* Brief *
Return each line holding the string "Americans".

* Entries supplied *
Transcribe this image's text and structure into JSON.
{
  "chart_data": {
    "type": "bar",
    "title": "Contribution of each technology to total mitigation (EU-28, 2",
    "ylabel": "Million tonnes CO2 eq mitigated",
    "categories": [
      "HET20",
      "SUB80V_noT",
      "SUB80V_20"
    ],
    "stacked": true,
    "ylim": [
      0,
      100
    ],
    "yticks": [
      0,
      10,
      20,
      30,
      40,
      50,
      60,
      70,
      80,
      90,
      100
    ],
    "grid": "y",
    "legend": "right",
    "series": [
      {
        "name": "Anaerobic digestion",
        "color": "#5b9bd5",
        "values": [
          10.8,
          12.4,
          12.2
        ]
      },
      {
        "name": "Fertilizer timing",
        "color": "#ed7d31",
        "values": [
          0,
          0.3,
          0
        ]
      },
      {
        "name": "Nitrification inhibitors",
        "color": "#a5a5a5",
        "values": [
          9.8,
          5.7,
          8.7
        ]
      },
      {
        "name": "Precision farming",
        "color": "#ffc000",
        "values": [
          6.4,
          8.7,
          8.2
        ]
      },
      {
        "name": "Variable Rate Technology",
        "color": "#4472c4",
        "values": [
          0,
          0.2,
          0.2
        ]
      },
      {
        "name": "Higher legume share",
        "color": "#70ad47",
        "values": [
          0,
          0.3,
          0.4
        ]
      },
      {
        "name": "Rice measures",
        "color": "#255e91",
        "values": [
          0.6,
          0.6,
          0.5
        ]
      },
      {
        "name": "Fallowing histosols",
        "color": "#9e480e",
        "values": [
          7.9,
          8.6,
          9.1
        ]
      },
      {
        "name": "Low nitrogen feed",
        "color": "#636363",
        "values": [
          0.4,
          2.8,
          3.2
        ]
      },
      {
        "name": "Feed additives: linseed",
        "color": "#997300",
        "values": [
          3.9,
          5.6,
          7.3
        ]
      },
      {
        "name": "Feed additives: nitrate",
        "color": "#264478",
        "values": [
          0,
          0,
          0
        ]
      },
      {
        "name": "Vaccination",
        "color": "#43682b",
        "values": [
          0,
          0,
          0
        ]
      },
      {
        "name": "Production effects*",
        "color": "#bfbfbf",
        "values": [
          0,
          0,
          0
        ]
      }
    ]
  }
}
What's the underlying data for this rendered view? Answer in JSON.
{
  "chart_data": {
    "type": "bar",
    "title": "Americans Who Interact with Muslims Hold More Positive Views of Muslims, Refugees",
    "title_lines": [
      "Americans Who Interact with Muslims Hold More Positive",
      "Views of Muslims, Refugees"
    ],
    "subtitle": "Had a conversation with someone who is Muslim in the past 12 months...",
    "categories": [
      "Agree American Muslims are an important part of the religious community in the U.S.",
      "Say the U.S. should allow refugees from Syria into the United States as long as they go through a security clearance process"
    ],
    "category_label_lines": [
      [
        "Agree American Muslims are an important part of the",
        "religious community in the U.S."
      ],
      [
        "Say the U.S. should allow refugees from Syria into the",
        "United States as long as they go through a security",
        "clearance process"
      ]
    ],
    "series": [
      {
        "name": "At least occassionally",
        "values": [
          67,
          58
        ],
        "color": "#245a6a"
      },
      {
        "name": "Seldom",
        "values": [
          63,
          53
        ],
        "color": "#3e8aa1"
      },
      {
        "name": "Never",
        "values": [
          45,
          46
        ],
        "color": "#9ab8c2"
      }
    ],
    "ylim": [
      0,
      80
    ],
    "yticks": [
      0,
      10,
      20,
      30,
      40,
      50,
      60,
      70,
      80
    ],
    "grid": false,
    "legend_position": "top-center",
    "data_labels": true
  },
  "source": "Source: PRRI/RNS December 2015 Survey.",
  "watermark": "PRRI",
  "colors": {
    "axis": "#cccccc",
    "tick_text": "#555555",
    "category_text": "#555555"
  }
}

* Solved problem *
    "title": "Americans Who Interact with Muslims Hold More Positive Views of Muslims, Refugees",
      "Americans Who Interact with Muslims Hold More Positive",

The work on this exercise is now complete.